--- Material provided ---
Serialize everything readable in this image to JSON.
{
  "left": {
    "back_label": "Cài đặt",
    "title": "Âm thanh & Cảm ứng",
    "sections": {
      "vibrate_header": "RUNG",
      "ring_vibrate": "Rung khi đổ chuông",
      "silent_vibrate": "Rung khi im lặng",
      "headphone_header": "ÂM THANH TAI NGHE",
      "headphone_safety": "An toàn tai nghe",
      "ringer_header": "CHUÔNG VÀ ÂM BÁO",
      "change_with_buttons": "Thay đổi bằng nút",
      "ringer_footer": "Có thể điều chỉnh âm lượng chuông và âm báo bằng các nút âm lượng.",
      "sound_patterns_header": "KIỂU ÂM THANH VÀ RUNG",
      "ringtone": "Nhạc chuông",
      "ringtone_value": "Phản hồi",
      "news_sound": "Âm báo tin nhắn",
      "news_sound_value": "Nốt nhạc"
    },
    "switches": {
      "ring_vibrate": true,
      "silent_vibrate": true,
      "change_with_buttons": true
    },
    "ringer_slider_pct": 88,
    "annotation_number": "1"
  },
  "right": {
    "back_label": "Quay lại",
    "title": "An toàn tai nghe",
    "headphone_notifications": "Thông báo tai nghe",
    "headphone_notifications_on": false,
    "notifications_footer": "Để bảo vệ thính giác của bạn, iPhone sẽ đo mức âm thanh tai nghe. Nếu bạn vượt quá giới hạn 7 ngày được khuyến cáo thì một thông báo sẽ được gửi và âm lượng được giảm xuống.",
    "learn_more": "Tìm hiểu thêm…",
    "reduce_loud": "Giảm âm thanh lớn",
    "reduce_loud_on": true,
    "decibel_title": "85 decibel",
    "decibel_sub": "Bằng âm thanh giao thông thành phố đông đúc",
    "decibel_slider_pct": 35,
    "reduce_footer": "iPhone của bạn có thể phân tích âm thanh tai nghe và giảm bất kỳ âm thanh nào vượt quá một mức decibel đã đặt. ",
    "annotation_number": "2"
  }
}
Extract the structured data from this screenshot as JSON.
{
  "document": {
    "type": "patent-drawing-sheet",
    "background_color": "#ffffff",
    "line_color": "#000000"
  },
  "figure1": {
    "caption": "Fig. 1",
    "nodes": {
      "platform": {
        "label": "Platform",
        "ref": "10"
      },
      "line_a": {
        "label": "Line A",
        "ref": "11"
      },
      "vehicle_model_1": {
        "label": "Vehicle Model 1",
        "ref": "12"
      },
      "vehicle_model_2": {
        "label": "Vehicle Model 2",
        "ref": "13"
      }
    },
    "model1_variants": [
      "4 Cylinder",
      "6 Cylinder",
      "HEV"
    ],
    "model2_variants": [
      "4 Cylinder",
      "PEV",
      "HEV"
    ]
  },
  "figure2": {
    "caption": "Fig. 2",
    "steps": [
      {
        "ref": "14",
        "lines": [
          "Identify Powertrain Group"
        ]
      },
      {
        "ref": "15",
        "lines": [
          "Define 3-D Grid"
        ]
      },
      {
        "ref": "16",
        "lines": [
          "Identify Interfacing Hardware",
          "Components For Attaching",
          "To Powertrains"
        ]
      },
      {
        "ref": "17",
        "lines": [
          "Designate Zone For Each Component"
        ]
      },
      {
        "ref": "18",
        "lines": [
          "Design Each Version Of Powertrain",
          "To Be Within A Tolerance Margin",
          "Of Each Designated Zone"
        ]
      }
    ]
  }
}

---

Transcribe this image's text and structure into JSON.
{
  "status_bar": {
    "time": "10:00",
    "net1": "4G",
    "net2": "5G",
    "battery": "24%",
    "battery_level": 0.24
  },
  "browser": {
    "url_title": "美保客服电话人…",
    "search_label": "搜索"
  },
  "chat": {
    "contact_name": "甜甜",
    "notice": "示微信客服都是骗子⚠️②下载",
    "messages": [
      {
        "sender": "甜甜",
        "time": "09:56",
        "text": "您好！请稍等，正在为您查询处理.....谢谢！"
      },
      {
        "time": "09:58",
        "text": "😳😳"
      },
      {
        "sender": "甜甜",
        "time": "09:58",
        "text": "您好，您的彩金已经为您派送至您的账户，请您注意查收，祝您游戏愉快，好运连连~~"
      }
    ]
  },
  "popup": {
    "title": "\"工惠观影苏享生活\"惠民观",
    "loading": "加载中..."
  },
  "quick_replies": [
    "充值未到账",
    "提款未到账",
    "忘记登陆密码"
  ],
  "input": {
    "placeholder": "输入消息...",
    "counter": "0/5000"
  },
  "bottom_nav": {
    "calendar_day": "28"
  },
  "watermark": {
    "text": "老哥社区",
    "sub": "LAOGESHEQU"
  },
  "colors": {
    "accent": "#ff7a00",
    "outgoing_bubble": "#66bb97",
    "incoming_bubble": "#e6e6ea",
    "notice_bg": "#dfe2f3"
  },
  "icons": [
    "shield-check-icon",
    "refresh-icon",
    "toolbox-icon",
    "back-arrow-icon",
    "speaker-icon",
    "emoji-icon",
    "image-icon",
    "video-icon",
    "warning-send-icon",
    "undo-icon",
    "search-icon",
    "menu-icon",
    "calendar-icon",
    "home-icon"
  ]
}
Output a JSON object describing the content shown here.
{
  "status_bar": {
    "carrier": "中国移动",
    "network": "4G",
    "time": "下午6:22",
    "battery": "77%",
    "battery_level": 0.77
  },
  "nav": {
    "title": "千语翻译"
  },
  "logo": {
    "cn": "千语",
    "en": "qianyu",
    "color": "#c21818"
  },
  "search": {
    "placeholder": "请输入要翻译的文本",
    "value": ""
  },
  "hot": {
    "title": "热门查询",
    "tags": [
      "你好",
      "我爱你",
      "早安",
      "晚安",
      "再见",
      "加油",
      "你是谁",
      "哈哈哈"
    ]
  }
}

--- The request ---
Look through the lines above and collect those with the word "image".

--- Response to the task ---
Serialize everything readable in this image to JSON.
Transcribe this image's text and structure into JSON.
    "image-icon",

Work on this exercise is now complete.